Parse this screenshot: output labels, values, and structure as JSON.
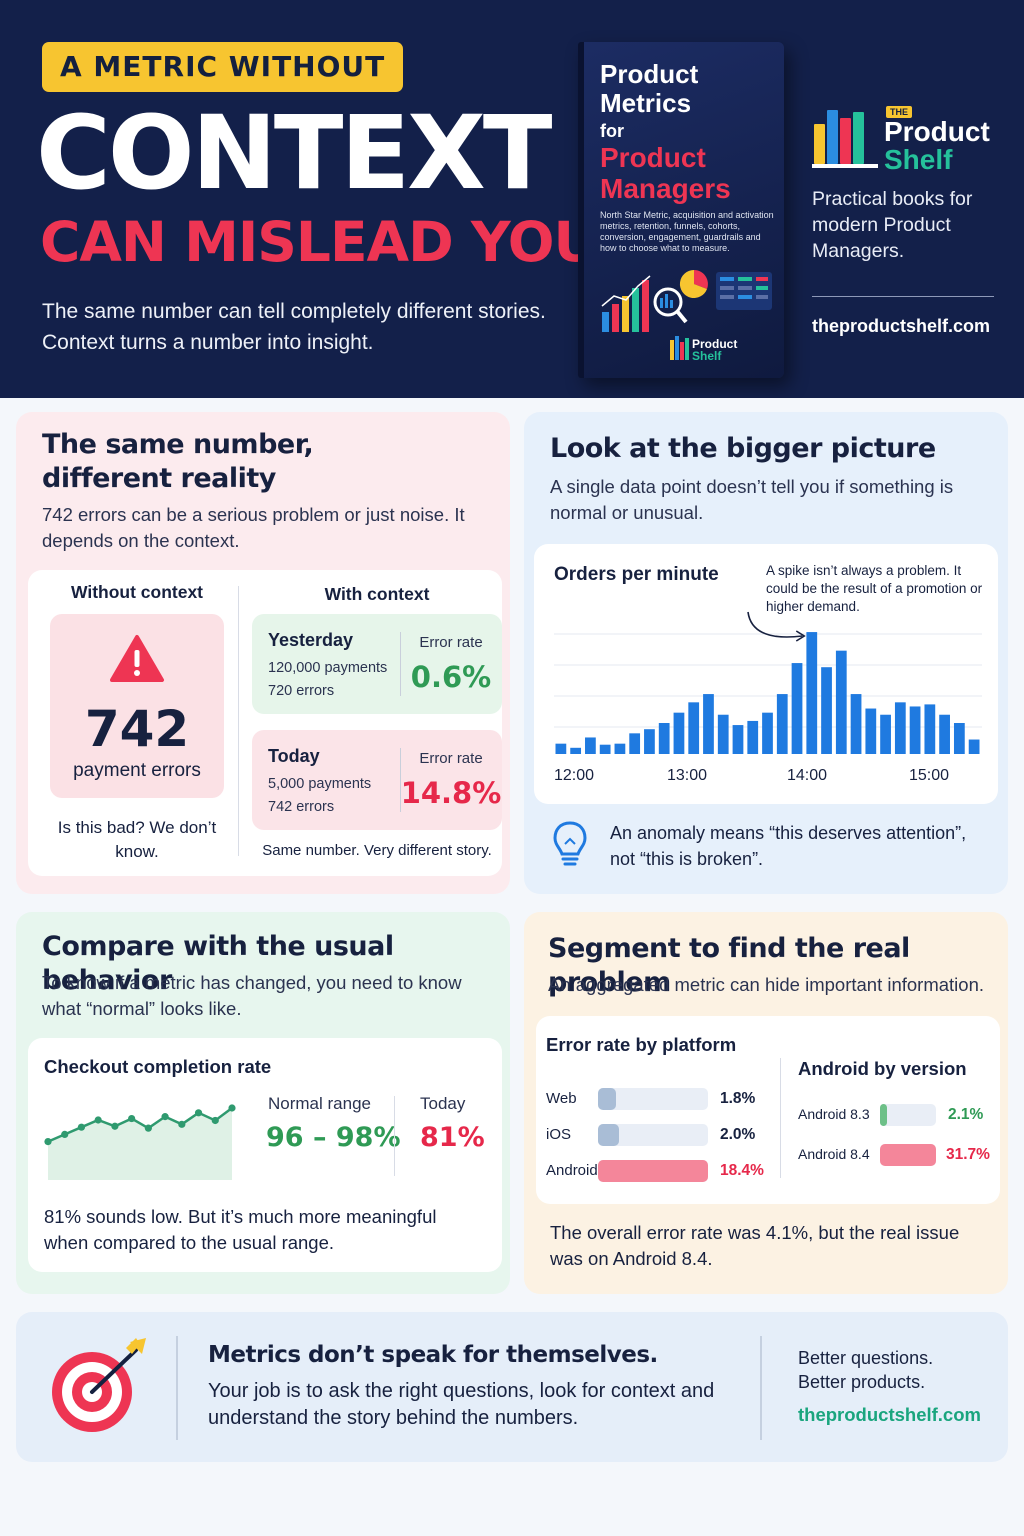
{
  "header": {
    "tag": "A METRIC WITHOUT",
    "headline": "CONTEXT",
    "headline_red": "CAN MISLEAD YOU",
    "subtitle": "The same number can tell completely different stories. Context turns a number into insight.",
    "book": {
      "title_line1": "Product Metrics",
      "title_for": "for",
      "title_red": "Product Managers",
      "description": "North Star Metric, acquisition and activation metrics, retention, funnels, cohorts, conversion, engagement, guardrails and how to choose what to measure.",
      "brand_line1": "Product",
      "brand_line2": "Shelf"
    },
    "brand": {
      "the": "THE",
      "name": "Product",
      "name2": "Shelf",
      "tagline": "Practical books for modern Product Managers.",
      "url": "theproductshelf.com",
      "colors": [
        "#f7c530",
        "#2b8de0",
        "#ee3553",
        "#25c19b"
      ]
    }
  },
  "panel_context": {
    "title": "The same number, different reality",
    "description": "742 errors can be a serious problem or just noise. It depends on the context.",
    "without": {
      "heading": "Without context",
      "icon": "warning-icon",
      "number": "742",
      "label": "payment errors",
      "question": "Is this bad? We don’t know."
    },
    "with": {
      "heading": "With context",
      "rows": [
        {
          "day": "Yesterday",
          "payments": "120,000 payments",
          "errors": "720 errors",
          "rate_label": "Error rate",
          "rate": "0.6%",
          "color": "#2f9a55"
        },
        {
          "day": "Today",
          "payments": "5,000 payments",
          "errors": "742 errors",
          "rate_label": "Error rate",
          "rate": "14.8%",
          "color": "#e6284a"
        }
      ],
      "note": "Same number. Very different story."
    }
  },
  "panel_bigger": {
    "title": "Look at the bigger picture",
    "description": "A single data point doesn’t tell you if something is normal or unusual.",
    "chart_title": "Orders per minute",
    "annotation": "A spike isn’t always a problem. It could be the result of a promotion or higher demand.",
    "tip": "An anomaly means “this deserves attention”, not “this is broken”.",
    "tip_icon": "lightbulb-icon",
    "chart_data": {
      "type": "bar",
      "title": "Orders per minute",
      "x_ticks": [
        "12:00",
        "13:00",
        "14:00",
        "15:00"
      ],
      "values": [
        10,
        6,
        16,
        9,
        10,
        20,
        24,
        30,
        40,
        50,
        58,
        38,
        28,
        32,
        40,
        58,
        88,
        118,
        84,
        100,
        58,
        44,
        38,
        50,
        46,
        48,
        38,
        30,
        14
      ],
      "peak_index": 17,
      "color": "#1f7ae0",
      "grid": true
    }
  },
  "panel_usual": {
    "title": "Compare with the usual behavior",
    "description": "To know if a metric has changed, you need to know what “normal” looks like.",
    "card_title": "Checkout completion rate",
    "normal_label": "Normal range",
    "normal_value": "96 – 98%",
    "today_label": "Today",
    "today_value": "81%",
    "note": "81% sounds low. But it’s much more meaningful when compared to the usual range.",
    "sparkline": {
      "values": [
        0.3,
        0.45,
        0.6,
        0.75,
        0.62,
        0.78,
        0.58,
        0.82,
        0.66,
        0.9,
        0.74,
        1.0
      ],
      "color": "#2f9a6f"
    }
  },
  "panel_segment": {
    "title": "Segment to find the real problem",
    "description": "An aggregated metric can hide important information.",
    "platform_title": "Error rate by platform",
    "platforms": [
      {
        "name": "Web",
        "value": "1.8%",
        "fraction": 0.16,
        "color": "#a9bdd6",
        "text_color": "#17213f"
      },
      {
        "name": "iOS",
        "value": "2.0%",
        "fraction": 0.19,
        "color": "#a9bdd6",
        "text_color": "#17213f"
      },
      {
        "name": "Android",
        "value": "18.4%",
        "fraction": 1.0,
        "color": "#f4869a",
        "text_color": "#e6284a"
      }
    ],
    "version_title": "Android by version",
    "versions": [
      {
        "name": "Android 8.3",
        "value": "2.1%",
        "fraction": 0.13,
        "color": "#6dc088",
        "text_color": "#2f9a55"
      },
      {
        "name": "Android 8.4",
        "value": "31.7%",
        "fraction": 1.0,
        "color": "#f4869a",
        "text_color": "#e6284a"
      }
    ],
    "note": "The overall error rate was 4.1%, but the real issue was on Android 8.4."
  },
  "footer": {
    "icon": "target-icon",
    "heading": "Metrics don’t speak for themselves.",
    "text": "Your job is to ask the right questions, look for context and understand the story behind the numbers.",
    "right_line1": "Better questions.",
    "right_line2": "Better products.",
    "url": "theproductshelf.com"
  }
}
-*-
→ Directions for this task
Show, from the material above, each line that includes the string "problem".

→ Completed task
    "description": "742 errors can be a serious problem or just noise. It depends on the context.",
    "annotation": "A spike isn’t always a problem. It could be the result of a promotion or higher demand.",
    "title": "Segment to find the real problem",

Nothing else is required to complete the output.